◆ Records to process ◆
━━━━━━━━━━

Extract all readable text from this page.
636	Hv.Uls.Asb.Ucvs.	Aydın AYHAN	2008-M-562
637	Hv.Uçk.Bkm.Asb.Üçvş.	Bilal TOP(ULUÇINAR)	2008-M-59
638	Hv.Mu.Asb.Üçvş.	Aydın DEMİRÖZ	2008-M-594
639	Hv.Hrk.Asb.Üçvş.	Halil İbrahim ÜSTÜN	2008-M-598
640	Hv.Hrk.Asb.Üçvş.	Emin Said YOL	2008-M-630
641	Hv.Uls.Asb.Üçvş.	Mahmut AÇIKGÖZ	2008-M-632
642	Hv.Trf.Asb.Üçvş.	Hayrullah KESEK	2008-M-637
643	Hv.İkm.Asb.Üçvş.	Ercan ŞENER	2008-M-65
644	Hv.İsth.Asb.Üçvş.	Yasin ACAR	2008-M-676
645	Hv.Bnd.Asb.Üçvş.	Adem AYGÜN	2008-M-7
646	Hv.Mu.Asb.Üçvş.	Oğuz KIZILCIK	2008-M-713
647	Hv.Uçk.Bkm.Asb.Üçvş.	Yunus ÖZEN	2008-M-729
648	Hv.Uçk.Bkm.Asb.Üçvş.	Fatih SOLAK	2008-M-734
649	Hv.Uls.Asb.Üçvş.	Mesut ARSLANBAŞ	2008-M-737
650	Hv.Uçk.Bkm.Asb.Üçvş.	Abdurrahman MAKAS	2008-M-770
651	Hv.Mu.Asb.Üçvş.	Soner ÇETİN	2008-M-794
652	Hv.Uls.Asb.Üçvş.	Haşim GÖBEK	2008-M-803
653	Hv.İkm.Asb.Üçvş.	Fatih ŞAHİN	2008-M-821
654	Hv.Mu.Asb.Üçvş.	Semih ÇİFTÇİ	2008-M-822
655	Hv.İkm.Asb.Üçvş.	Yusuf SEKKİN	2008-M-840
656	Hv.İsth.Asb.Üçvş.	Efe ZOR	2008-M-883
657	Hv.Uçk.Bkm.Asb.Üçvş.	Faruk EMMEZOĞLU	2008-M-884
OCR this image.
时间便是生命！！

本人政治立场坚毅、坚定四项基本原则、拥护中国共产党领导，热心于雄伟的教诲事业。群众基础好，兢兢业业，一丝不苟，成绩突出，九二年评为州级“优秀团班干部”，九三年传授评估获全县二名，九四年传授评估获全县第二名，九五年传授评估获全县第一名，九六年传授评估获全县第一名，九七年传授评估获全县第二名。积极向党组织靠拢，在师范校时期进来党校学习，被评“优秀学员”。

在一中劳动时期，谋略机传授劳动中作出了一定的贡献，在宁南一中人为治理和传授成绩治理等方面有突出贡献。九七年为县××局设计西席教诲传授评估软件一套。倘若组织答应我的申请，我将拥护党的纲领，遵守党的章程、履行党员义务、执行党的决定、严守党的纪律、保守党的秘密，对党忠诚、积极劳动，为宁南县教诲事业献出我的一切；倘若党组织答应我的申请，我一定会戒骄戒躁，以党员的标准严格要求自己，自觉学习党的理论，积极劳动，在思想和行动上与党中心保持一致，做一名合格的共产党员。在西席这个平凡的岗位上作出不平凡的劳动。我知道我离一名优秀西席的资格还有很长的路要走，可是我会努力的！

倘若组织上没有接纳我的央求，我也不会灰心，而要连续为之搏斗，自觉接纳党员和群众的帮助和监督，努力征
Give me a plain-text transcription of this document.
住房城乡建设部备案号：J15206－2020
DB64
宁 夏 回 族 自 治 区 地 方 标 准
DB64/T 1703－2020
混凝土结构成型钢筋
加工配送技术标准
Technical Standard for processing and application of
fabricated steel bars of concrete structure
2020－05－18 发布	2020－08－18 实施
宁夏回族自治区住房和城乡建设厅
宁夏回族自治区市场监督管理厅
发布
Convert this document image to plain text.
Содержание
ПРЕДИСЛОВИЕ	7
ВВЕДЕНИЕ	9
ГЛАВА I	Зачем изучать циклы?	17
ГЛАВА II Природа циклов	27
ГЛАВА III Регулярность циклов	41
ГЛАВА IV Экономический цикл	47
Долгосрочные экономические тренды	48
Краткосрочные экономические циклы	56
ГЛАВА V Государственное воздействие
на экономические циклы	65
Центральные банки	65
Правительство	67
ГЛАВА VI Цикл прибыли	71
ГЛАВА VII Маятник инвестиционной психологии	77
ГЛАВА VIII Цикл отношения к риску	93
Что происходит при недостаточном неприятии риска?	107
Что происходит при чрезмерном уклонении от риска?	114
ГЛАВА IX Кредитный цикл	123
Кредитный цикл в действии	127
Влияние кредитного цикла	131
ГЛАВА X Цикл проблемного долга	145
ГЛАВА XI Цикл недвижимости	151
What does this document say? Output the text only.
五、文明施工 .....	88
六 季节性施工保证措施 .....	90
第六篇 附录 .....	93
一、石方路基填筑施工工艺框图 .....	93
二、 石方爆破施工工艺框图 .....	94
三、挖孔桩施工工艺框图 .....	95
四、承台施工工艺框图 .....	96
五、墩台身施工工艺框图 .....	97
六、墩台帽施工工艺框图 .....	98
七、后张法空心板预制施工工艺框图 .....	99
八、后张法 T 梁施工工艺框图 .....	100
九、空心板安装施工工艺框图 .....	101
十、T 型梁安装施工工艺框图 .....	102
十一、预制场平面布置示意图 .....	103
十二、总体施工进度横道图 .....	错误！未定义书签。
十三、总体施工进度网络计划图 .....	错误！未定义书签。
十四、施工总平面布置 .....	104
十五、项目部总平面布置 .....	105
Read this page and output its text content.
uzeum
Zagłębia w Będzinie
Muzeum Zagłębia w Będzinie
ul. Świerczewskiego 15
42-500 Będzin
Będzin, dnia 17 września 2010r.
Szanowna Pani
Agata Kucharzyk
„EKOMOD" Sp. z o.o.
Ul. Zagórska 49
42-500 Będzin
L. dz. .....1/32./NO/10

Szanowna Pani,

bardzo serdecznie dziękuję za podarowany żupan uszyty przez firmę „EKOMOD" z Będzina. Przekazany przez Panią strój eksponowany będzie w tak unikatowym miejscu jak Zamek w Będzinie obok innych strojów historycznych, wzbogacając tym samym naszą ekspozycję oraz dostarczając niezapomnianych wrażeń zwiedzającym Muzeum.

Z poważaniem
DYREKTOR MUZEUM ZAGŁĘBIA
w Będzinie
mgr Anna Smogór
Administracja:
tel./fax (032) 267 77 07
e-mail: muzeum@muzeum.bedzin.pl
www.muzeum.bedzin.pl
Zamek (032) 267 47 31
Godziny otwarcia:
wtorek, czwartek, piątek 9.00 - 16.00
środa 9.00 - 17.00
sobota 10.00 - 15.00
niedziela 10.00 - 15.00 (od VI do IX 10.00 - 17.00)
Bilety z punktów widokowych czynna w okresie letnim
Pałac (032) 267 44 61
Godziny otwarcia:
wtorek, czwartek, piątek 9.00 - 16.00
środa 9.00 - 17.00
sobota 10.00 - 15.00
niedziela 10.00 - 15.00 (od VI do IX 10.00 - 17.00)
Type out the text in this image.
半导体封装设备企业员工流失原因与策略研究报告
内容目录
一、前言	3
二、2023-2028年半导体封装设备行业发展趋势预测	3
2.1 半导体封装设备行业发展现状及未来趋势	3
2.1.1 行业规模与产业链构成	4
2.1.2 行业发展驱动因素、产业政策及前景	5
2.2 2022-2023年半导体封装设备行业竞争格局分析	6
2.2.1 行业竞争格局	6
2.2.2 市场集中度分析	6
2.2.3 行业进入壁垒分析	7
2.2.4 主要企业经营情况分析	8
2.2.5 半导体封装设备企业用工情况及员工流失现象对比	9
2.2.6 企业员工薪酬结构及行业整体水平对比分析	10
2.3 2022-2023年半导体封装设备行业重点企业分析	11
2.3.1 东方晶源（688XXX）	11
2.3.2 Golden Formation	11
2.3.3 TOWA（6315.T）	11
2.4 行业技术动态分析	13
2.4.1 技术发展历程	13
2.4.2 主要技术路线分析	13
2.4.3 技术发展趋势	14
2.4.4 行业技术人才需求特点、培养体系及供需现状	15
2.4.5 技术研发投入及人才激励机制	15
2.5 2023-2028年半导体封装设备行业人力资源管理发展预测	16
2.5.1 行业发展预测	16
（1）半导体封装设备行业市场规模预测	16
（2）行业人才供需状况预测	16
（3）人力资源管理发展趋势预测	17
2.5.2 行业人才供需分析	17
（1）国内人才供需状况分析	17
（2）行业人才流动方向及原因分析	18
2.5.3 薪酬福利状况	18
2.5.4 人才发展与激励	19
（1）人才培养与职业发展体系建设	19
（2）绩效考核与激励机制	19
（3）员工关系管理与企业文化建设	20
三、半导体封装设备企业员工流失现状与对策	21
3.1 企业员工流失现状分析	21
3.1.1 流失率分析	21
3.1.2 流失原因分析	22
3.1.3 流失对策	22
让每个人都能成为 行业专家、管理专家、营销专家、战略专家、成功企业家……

━━━━━━━━━━

◆ Instructions for the task ◆
Determine the number of lines in the records that include the string "document", and respond with that number only.

◆ Task result ◆
3